- **Extracted entries**:
+ + + +

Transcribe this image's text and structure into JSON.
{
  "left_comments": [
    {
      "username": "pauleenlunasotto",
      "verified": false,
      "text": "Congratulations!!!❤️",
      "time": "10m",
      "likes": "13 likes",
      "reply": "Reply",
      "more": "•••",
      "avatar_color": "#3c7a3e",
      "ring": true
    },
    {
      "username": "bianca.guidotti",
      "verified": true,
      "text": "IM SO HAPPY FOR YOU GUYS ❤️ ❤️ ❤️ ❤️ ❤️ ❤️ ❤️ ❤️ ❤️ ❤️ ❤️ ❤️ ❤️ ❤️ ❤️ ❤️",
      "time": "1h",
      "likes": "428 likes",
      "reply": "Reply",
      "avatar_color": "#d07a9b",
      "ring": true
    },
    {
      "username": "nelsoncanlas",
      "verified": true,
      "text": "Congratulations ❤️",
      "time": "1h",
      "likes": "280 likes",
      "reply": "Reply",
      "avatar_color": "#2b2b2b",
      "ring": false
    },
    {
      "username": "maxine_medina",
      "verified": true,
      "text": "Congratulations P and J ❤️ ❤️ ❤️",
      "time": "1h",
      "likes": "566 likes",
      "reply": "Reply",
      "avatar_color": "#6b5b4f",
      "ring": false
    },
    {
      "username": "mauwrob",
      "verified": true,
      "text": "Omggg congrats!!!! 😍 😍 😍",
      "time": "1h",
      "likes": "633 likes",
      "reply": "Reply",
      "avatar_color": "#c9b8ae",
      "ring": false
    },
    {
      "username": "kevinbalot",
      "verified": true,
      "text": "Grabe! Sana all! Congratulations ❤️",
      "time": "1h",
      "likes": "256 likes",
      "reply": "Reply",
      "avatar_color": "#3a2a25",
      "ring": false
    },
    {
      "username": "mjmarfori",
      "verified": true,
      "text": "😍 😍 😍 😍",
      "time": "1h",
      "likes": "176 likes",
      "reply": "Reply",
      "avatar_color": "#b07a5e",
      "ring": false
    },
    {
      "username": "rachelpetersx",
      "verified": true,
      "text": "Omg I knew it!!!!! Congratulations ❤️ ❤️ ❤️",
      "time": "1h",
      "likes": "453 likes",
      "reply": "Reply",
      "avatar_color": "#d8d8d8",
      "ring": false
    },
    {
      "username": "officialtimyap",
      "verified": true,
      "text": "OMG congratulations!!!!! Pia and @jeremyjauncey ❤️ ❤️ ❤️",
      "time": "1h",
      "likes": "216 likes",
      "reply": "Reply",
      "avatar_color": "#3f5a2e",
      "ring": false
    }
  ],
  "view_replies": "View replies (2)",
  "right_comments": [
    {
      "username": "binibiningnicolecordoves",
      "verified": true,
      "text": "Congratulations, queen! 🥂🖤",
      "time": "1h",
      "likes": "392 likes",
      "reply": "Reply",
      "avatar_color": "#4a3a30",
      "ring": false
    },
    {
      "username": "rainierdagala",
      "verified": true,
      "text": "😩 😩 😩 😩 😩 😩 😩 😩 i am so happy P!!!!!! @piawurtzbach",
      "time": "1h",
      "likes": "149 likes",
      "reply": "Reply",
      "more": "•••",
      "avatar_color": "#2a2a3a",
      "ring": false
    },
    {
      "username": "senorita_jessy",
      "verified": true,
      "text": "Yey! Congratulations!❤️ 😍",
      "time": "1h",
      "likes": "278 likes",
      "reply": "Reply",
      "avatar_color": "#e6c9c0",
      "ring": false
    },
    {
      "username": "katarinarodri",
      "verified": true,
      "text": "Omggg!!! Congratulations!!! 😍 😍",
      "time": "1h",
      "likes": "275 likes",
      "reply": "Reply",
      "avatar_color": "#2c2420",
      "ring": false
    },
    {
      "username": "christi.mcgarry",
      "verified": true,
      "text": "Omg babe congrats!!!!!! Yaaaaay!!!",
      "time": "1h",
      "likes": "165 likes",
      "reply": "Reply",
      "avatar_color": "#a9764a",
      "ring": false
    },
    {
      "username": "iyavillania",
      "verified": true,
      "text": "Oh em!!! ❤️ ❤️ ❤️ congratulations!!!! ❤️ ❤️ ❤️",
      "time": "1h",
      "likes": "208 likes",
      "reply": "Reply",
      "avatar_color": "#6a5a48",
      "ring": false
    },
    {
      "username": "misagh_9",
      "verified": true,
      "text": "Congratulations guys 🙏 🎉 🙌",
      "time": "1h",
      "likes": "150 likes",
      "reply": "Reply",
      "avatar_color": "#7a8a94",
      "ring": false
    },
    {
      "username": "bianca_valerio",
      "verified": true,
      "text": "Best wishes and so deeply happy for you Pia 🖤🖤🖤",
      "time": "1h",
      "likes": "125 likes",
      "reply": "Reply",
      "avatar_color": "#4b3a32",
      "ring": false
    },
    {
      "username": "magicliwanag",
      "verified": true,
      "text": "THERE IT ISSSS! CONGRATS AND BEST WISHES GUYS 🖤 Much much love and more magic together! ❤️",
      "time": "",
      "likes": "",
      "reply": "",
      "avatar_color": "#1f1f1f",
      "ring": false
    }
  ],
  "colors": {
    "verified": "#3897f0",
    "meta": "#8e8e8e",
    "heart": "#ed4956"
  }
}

+ + + +

Filter the records, keeping only lines that contain "Omggg", and show those lines.

      "text": "Omggg congrats!!!! 😍 😍 😍",
      "text": "Omggg!!! Congratulations!!! 😍 😍",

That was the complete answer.